# Given instruction:
In the listing below, pick out lines with "this".
::::::::::
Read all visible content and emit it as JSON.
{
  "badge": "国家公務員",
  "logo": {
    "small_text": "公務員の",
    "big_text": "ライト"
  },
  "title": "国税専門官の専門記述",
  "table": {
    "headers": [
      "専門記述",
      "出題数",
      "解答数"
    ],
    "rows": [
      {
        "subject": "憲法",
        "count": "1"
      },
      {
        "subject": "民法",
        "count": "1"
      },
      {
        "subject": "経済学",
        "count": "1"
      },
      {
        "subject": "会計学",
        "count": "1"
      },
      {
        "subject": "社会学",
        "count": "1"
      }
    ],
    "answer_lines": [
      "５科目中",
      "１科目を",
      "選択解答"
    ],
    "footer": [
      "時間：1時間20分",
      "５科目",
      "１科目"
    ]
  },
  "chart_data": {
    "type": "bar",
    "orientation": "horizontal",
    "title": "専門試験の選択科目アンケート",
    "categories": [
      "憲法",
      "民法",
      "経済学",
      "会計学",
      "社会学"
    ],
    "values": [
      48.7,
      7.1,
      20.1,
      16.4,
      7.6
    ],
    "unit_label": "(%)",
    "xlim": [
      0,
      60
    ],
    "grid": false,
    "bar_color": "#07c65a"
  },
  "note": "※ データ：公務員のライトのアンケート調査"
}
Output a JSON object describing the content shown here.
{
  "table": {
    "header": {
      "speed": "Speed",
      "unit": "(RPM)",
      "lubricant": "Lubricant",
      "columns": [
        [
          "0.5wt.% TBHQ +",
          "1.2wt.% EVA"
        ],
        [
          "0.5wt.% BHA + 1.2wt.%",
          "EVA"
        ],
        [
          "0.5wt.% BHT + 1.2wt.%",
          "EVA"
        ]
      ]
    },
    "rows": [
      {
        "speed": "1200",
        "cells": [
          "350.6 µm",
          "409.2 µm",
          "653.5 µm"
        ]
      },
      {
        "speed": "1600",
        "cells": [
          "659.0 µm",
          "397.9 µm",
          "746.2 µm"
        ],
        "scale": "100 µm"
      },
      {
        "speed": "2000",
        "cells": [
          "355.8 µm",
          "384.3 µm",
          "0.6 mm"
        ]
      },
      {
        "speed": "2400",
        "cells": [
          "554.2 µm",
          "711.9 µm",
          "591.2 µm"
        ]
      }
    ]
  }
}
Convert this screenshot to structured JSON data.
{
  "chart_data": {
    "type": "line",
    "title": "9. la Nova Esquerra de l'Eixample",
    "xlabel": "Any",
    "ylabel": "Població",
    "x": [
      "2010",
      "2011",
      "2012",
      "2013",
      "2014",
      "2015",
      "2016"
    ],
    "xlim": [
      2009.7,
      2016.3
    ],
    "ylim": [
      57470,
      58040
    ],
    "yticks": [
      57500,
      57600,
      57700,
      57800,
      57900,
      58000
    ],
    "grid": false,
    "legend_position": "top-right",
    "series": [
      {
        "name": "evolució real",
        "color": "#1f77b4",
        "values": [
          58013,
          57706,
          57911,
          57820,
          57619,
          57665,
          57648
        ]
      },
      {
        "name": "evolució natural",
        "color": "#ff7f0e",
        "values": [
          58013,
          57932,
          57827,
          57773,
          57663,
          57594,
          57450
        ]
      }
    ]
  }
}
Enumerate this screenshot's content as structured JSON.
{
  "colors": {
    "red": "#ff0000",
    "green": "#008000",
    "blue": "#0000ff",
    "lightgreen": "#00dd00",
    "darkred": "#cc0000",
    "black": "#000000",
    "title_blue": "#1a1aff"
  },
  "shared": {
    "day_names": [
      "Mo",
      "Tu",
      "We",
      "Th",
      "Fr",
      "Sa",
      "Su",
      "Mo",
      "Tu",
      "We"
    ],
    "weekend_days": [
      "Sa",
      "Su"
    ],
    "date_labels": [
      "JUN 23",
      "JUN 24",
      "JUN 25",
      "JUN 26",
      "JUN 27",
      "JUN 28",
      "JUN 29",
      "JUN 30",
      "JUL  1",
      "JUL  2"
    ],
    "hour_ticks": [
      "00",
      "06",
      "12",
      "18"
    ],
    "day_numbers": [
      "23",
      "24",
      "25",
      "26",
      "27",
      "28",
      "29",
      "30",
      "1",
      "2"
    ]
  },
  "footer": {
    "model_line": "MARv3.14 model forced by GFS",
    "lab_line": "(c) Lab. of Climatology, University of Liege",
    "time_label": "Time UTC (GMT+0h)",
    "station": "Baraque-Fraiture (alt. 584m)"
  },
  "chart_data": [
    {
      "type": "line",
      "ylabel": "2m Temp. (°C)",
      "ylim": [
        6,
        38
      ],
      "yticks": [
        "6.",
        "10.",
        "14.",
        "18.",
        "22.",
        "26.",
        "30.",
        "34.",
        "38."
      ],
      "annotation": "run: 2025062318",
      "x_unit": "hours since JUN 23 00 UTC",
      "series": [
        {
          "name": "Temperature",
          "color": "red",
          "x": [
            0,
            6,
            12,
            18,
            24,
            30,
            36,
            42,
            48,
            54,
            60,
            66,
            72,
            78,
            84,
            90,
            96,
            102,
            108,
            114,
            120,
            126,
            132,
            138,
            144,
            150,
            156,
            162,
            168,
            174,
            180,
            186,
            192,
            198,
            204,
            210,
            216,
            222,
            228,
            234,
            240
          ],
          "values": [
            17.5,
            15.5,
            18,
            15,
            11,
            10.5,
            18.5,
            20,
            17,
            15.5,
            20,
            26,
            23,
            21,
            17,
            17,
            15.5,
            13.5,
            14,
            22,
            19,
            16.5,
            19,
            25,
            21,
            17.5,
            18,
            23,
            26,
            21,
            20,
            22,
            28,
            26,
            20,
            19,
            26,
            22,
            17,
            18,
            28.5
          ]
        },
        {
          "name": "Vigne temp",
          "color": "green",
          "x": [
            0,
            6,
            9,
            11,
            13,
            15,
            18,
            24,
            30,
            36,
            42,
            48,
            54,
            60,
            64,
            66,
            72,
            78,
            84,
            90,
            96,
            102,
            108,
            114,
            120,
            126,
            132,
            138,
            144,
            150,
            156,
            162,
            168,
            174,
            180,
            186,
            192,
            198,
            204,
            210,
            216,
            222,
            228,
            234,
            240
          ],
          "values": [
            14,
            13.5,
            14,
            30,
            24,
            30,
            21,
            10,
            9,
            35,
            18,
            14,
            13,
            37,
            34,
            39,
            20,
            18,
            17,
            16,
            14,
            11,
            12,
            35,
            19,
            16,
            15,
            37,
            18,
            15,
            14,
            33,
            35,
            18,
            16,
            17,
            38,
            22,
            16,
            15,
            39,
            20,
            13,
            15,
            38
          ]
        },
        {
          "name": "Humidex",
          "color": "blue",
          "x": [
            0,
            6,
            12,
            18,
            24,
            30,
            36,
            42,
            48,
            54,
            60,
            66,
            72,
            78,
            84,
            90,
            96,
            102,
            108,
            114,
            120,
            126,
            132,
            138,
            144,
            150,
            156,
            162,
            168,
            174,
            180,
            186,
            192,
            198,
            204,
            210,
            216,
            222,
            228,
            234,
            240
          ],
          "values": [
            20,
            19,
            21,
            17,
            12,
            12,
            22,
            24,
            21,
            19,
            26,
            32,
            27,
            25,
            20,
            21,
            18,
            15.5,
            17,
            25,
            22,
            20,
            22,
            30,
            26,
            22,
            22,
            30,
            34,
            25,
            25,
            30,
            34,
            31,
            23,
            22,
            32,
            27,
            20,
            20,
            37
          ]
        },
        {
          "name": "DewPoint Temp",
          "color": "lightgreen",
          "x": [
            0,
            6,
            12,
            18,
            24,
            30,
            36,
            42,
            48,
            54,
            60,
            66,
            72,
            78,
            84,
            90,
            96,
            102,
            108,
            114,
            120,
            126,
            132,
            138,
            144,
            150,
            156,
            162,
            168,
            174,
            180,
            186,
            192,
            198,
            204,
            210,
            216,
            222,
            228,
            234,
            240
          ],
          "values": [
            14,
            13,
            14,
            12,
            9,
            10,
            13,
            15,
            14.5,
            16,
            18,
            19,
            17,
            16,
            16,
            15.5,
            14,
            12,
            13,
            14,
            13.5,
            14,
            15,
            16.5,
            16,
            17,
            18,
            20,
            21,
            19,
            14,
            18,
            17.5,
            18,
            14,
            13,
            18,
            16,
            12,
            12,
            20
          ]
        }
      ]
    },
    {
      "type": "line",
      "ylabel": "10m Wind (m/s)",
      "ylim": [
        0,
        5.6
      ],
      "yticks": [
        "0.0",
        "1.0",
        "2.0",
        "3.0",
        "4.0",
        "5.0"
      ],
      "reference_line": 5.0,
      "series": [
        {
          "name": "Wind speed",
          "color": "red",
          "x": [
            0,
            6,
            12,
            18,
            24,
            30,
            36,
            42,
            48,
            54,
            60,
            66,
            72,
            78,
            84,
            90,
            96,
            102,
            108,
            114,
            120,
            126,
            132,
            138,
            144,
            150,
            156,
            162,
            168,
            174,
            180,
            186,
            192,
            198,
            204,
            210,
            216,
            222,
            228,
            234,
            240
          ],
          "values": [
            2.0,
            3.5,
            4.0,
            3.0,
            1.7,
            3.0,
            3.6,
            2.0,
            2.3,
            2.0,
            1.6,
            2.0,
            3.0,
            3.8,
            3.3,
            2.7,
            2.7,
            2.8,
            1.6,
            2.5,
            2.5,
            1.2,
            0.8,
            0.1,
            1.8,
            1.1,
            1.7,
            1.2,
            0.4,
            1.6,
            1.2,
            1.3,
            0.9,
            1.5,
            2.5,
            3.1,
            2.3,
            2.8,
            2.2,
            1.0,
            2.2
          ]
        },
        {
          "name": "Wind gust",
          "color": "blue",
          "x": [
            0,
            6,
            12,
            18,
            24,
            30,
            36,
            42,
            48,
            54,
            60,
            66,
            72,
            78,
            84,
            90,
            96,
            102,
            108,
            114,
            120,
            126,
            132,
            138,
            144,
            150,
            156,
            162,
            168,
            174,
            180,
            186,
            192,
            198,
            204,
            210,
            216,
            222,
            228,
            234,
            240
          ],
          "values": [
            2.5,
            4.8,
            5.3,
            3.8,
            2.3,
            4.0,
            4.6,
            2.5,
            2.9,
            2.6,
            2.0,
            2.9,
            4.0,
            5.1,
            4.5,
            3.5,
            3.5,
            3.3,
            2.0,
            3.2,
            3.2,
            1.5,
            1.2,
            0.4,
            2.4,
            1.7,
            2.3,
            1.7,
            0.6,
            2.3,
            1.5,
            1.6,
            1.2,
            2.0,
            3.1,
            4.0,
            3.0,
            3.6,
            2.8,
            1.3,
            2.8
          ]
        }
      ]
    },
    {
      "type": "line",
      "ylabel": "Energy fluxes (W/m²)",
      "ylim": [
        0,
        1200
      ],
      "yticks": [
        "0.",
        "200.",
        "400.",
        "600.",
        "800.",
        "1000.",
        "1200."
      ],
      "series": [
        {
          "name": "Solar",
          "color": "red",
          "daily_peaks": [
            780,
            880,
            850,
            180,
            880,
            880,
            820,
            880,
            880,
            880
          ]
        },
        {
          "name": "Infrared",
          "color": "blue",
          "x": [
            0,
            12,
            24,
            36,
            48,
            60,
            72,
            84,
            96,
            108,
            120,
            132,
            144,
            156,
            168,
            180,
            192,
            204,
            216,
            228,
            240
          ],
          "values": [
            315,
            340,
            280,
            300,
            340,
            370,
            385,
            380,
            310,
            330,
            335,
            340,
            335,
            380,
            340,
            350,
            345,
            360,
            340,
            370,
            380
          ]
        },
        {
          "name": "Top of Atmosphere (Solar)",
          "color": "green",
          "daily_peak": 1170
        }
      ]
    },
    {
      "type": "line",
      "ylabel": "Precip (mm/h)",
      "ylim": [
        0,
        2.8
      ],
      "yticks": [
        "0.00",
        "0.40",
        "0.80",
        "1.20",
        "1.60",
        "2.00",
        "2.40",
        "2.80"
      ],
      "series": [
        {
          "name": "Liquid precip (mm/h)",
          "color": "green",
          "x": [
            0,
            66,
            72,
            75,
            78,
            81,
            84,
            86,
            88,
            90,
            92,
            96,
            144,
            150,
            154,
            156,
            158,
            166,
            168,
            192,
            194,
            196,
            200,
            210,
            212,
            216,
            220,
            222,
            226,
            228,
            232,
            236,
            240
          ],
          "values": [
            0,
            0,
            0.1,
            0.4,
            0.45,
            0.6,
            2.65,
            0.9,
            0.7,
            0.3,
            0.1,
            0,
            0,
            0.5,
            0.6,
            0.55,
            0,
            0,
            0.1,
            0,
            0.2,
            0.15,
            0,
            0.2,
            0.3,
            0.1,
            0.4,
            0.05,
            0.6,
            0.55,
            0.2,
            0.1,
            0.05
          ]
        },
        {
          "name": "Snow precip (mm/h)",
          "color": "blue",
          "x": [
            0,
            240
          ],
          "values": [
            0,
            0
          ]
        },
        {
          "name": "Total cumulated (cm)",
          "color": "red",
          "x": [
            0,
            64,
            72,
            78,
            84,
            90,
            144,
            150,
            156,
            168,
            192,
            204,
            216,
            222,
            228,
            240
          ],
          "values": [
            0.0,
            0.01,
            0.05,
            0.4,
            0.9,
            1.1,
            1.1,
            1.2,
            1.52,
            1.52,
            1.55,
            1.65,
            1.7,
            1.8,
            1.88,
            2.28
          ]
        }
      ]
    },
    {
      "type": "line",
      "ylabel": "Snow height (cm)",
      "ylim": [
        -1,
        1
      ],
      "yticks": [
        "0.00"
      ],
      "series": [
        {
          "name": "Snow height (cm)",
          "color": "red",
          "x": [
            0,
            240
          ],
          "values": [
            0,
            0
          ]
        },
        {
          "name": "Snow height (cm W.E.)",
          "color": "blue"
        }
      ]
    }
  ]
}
::::::::::
# Answer below:
Convert this screenshot to structured JSON data.
Enumerate this screenshot's content as structured JSON.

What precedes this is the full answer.